#### Figure data in JSON:
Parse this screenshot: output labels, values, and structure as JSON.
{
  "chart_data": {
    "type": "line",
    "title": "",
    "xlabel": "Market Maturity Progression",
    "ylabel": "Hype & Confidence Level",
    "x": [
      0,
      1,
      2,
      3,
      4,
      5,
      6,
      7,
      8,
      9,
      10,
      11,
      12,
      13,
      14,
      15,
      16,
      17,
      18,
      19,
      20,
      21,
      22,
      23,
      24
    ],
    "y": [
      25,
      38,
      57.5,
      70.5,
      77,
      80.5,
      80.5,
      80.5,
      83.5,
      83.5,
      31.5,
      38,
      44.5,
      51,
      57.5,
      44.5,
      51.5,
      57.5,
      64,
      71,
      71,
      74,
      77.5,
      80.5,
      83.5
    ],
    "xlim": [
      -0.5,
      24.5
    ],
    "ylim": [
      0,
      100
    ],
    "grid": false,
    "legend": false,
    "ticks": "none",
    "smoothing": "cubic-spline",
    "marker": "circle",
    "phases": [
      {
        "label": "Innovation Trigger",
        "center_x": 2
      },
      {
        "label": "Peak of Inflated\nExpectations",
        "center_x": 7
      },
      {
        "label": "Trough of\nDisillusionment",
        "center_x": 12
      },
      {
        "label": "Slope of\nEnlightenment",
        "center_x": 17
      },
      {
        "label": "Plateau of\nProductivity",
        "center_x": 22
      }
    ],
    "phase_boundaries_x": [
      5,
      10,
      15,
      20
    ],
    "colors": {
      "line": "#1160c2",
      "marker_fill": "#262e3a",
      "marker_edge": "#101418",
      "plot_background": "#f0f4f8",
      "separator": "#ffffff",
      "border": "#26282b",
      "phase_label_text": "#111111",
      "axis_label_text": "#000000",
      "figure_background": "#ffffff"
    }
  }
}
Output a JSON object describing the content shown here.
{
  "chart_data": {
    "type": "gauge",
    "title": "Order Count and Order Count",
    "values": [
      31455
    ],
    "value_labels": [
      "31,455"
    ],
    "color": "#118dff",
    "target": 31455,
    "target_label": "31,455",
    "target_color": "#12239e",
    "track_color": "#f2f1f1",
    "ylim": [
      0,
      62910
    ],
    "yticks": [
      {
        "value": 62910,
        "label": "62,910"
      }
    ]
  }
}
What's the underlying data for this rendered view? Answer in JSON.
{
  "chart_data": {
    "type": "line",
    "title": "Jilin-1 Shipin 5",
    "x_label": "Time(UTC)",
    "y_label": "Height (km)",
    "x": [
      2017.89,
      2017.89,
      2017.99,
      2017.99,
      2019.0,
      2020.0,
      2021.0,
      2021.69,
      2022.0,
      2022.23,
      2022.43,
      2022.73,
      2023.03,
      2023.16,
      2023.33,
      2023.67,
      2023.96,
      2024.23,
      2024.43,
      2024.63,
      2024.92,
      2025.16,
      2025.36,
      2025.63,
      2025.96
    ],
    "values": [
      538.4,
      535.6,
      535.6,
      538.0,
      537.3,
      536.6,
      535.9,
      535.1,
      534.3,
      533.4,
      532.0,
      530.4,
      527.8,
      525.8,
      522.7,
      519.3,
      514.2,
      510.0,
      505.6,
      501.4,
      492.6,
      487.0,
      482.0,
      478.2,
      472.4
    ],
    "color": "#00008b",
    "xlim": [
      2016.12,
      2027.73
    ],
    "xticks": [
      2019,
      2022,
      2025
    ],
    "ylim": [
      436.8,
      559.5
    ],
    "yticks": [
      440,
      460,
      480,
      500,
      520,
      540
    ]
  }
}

#### EXERCISE DIRECTIONS:
Retype the material in full, character for character.

#### TASK ANSWER:
Parse this screenshot: output labels, values, and structure as JSON.
{
  "chart_data": {
    "type": "line",
    "title": "",
    "xlabel": "Market Maturity Progression",
    "ylabel": "Hype & Confidence Level",
    "x": [
      0,
      1,
      2,
      3,
      4,
      5,
      6,
      7,
      8,
      9,
      10,
      11,
      12,
      13,
      14,
      15,
      16,
      17,
      18,
      19,
      20,
      21,
      22,
      23,
      24
    ],
    "y": [
      25,
      38,
      57.5,
      70.5,
      77,
      80.5,
      80.5,
      80.5,
      83.5,
      83.5,
      31.5,
      38,
      44.5,
      51,
      57.5,
      44.5,
      51.5,
      57.5,
      64,
      71,
      71,
      74,
      77.5,
      80.5,
      83.5
    ],
    "xlim": [
      -0.5,
      24.5
    ],
    "ylim": [
      0,
      100
    ],
    "grid": false,
    "legend": false,
    "ticks": "none",
    "smoothing": "cubic-spline",
    "marker": "circle",
    "phases": [
      {
        "label": "Innovation Trigger",
        "center_x": 2
      },
      {
        "label": "Peak of Inflated\nExpectations",
        "center_x": 7
      },
      {
        "label": "Trough of\nDisillusionment",
        "center_x": 12
      },
      {
        "label": "Slope of\nEnlightenment",
        "center_x": 17
      },
      {
        "label": "Plateau of\nProductivity",
        "center_x": 22
      }
    ],
    "phase_boundaries_x": [
      5,
      10,
      15,
      20
    ],
    "colors": {
      "line": "#1160c2",
      "marker_fill": "#262e3a",
      "marker_edge": "#101418",
      "plot_background": "#f0f4f8",
      "separator": "#ffffff",
      "border": "#26282b",
      "phase_label_text": "#111111",
      "axis_label_text": "#000000",
      "figure_background": "#ffffff"
    }
  }
}
Output a JSON object describing the content shown here.
{
  "chart_data": {
    "type": "gauge",
    "title": "Order Count and Order Count",
    "values": [
      31455
    ],
    "value_labels": [
      "31,455"
    ],
    "color": "#118dff",
    "target": 31455,
    "target_label": "31,455",
    "target_color": "#12239e",
    "track_color": "#f2f1f1",
    "ylim": [
      0,
      62910
    ],
    "yticks": [
      {
        "value": 62910,
        "label": "62,910"
      }
    ]
  }
}
What's the underlying data for this rendered view? Answer in JSON.
{
  "chart_data": {
    "type": "line",
    "title": "Jilin-1 Shipin 5",
    "x_label": "Time(UTC)",
    "y_label": "Height (km)",
    "x": [
      2017.89,
      2017.89,
      2017.99,
      2017.99,
      2019.0,
      2020.0,
      2021.0,
      2021.69,
      2022.0,
      2022.23,
      2022.43,
      2022.73,
      2023.03,
      2023.16,
      2023.33,
      2023.67,
      2023.96,
      2024.23,
      2024.43,
      2024.63,
      2024.92,
      2025.16,
      2025.36,
      2025.63,
      2025.96
    ],
    "values": [
      538.4,
      535.6,
      535.6,
      538.0,
      537.3,
      536.6,
      535.9,
      535.1,
      534.3,
      533.4,
      532.0,
      530.4,
      527.8,
      525.8,
      522.7,
      519.3,
      514.2,
      510.0,
      505.6,
      501.4,
      492.6,
      487.0,
      482.0,
      478.2,
      472.4
    ],
    "color": "#00008b",
    "xlim": [
      2016.12,
      2027.73
    ],
    "xticks": [
      2019,
      2022,
      2025
    ],
    "ylim": [
      436.8,
      559.5
    ],
    "yticks": [
      440,
      460,
      480,
      500,
      520,
      540
    ]
  }
}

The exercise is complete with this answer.